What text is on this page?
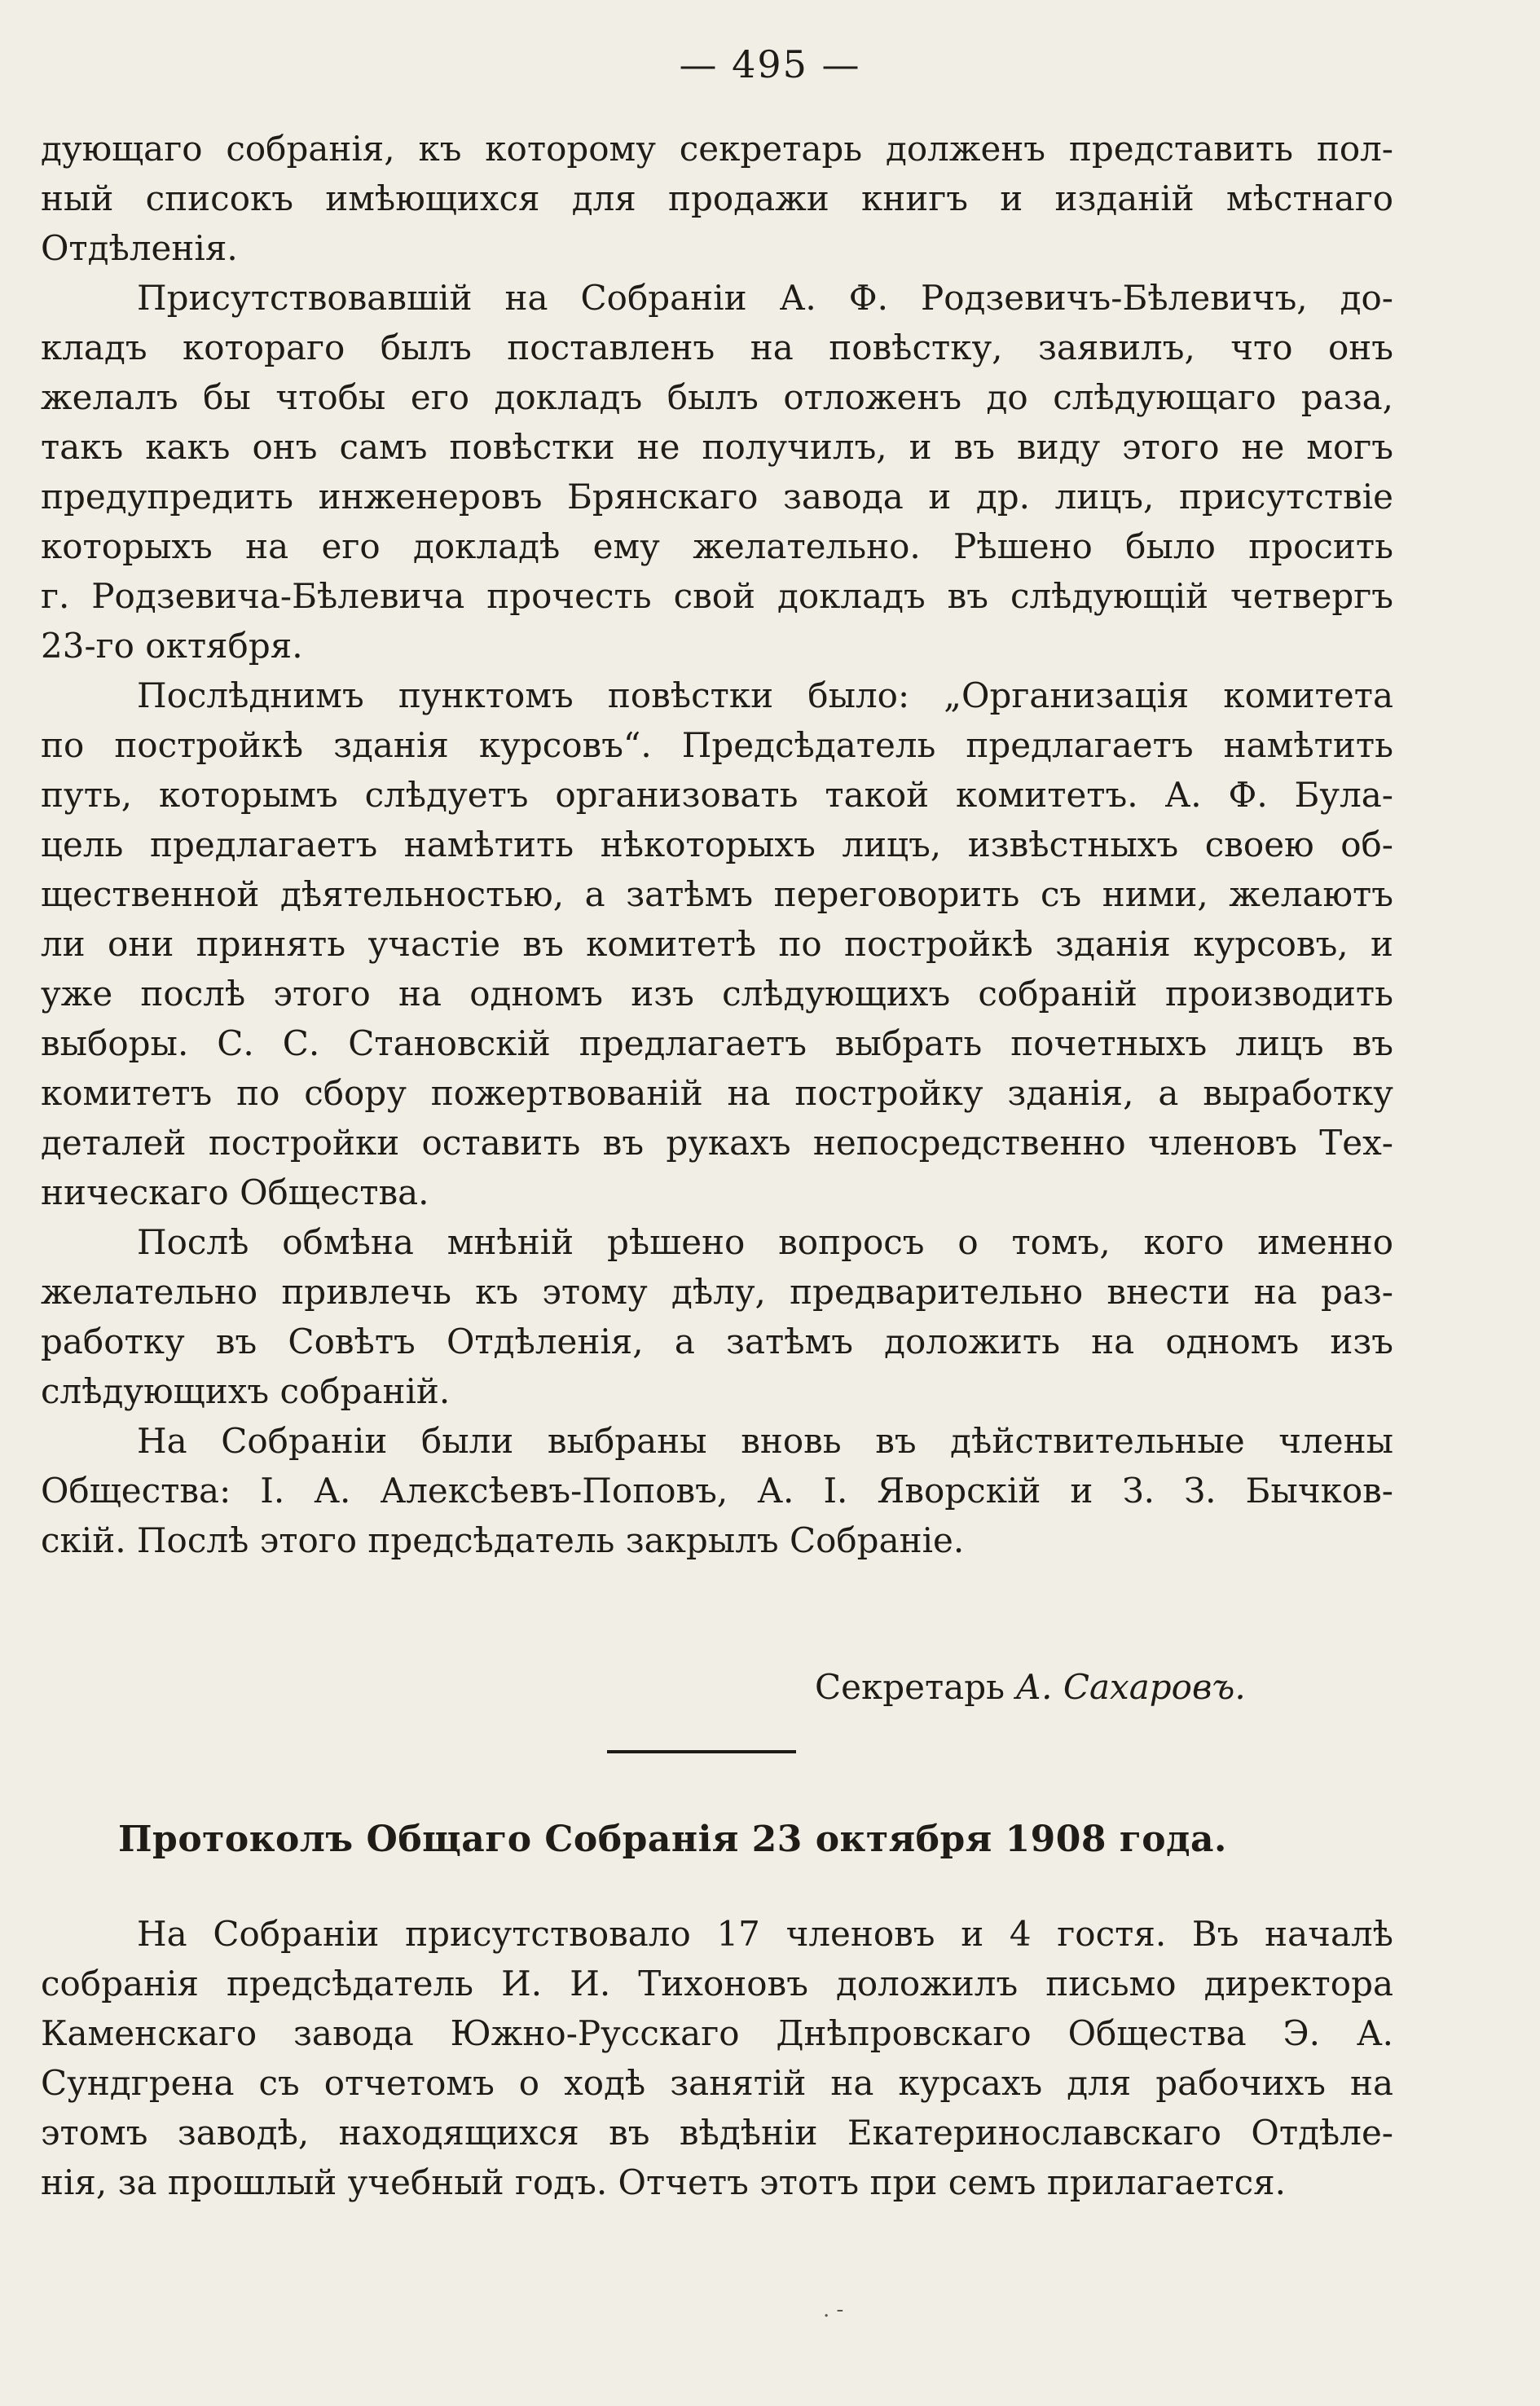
— 495 —
дующаго собранія, къ которому секретарь долженъ представить пол-
ный списокъ имѣющихся для продажи книгъ и изданій мѣстнаго
Отдѣленія.
Присутствовавшій на Собраніи А. Ф. Родзевичъ-Бѣлевичъ, до-
кладъ котораго былъ поставленъ на повѣстку, заявилъ, что онъ
желалъ бы чтобы его докладъ былъ отложенъ до слѣдующаго раза,
такъ какъ онъ самъ повѣстки не получилъ, и въ виду этого не могъ
предупредить инженеровъ Брянскаго завода и др. лицъ, присутствіе
которыхъ на его докладѣ ему желательно. Рѣшено было просить
г. Родзевича-Бѣлевича прочесть свой докладъ въ слѣдующій четвергъ
23-го октября.
Послѣднимъ пунктомъ повѣстки было: „Организація комитета
по постройкѣ зданія курсовъ“. Предсѣдатель предлагаетъ намѣтить
путь, которымъ слѣдуетъ организовать такой комитетъ. А. Ф. Була-
цель предлагаетъ намѣтить нѣкоторыхъ лицъ, извѣстныхъ своею об-
щественной дѣятельностью, а затѣмъ переговорить съ ними, желаютъ
ли они принять участіе въ комитетѣ по постройкѣ зданія курсовъ, и
уже послѣ этого на одномъ изъ слѣдующихъ собраній производить
выборы. С. С. Становскій предлагаетъ выбрать почетныхъ лицъ въ
комитетъ по сбору пожертвованій на постройку зданія, а выработку
деталей постройки оставить въ рукахъ непосредственно членовъ Тех-
ническаго Общества.
Послѣ обмѣна мнѣній рѣшено вопросъ о томъ, кого именно
желательно привлечь къ этому дѣлу, предварительно внести на раз-
работку въ Совѣтъ Отдѣленія, а затѣмъ доложить на одномъ изъ
слѣдующихъ собраній.
На Собраніи были выбраны вновь въ дѣйствительные члены
Общества: І. А. Алексѣевъ-Поповъ, А. І. Яворскій и З. З. Бычков-
скій. Послѣ этого предсѣдатель закрылъ Собраніе.
Секретарь А. Сахаровъ.
Протоколъ Общаго Собранія 23 октября 1908 года.
На Собраніи присутствовало 17 членовъ и 4 гостя. Въ началѣ
собранія предсѣдатель И. И. Тихоновъ доложилъ письмо директора
Каменскаго завода Южно-Русскаго Днѣпровскаго Общества Э. А.
Сундгрена съ отчетомъ о ходѣ занятій на курсахъ для рабочихъ на
этомъ заводѣ, находящихся въ вѣдѣніи Екатеринославскаго Отдѣле-
нія, за прошлый учебный годъ. Отчетъ этотъ при семъ прилагается.
. -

__GIVEN PROBLEM__
Which lines hold the string "затѣмъ"? Copy all of them from the data above.

__THE REPLY__
щественной дѣятельностью, а затѣмъ переговорить съ ними, желаютъ
работку въ Совѣтъ Отдѣленія, а затѣмъ доложить на одномъ изъ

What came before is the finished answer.